Passage shown —
-- Start --
- Promotion: Championship Wrestling from Florida
- Date: February 14, 1986
- City: Orlando, Florida
- Venue: Eddie Graham Sports Complex

Event chronology
| ← Previous Battle of the Belts I | Next → Battle of the Stars II |

Battle of the Belts chronology
| ← Previous I | Next → III |

= NWA Battle of the Belts II =

Battle of the Belts II was the second Battle of the Belts professional wrestling supercard produced by Championship Wrestling from Florida (CWF) under the National Wrestling Alliance (NWA) banner. It took place on at the Eddie Graham Sports Complex in Orlando, Florida.

Seven professional wrestling matches were contested at the event. The main event was contested for the NWA World Heavyweight Championship as Ric Flair defended the title against Barry Windham. The match ended in a double count-out, resulting in Flair retaining the title. In other championship matches on the card, Lex Luger defeated Jesse Barr to win the NWA Florida Southern Heavyweight Championship, Denny Brown defeated The White Ninja by disqualification to retain the NWA World Junior Heavyweight Championship, Kendall Windham defeated Prince Iaukea to retain the NWA Florida Heavyweight Championship and Tyree Pride defeated Ron Slinker to retain the NWA Florida Bahamian Championship.

The main event match between Flair and Windham was critically acclaimed, receiving praise from various journalists including Dave Meltzer of Wrestling Observer Newsletter, who gave it a 5-star rating and awarded it as the Pro Wrestling Match of the Year for 1986.

==Event==
===Preliminary matches===

Other on-screen personnel
| Role: | Name: |
| Commentators | Gordon Solie |
Mike Graham
| Referee | Bill Alfonso |
| Interviewer | Buddy Colt |

Battle of the Belts kicked off with a match for the NWA Florida Bahamian Championship as Tyree Pride defended the title against Ron Slinker. Pride delivered a crossbody to Slinker for the win to retain the title.

Next, Kendall Windham defended the NWA Florida Heavyweight Championship against Prince Iaukea. Iaukea missed a corner charge against Windham and Windham delivered a bulldog to Iaukea to retain the title.

In the following match, Denny Brown defended the NWA World Junior Heavyweight Championship against The White Ninja. Ninja delivered a back body drop to Brown over the top rope while Brown attempted to hit a Lou Thesz press. As a result, the referee disqualified Ninja as dumping an opponent over the top rope was considered an illegal move at the time. Due to that, Brown retained the title.
-- End --
Data shown —
-- Start --
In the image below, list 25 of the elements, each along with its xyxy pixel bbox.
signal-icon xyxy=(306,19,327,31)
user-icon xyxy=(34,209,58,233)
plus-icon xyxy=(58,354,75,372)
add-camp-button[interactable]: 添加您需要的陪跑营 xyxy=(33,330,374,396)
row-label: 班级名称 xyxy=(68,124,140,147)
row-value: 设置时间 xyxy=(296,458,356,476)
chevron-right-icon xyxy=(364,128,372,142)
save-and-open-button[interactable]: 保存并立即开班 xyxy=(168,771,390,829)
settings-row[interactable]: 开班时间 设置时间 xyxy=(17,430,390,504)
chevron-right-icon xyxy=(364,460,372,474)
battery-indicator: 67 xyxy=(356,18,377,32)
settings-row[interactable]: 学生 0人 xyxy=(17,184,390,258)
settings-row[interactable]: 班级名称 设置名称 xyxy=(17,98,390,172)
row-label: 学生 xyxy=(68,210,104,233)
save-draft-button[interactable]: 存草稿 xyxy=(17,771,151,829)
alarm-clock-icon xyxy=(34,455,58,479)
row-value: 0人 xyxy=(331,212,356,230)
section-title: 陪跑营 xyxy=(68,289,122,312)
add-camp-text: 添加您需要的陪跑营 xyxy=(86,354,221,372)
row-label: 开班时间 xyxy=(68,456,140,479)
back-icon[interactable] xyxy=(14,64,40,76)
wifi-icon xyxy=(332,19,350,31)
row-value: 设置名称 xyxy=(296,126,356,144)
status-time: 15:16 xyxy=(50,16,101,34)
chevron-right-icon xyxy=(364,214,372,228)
-- End --
Problem set —
1) Answer these questions from the Battle of the Belts II passage.
(a) At which venue was the event held?
(b) What rating did Dave Meltzer give the main event match?
(c) Who served as referee?
2) For each statement, say yes or no as to whether it agrees with the Battle of the Belts II passage, and quote the deciding words.
(a) Ric Flair lost the NWA World Heavyweight Championship to Barry Windham.
(b) Lex Luger beat Jesse Barr to win the NWA Florida Southern Heavyweight Championship.
(c) Kendall Windham retained his title with a crossbody.
3) Update part of the Battle of the Belts II passage, beginning at the words "Battle of the Belts kicked" and stopping after "retained the title.", with "bulldog" replaced by "DDT".
The entries stand apart from the Battle of the Belts II passage and are unrelated to it.

Responses per task —
1)
(a) The Eddie Graham Sports Complex in Orlando, Florida.
(b) 5 stars.
(c) Bill Alfonso.

2)
(a) No: "The match ended in a double count-out, resulting in Flair retaining the title."
(b) Yes: "Lex Luger defeated Jesse Barr to win the NWA Florida Southern Heavyweight Championship"
(c) No: "Windham delivered a bulldog to Iaukea to retain the title."

3)
Battle of the Belts kicked off with a match for the NWA Florida Bahamian Championship as Tyree Pride defended the title against Ron Slinker. Pride delivered a crossbody to Slinker for the win to retain the title.

Next, Kendall Windham defended the NWA Florida Heavyweight Championship against Prince Iaukea. Iaukea missed a corner charge against Windham and Windham delivered a DDT to Iaukea to retain the title.

In the following match, Denny Brown defended the NWA World Junior Heavyweight Championship against The White Ninja. Ninja delivered a back body drop to Brown over the top rope while Brown attempted to hit a Lou Thesz press. As a result, the referee disqualified Ninja as dumping an opponent over the top rope was considered an illegal move at the time. Due to that, Brown retained the title.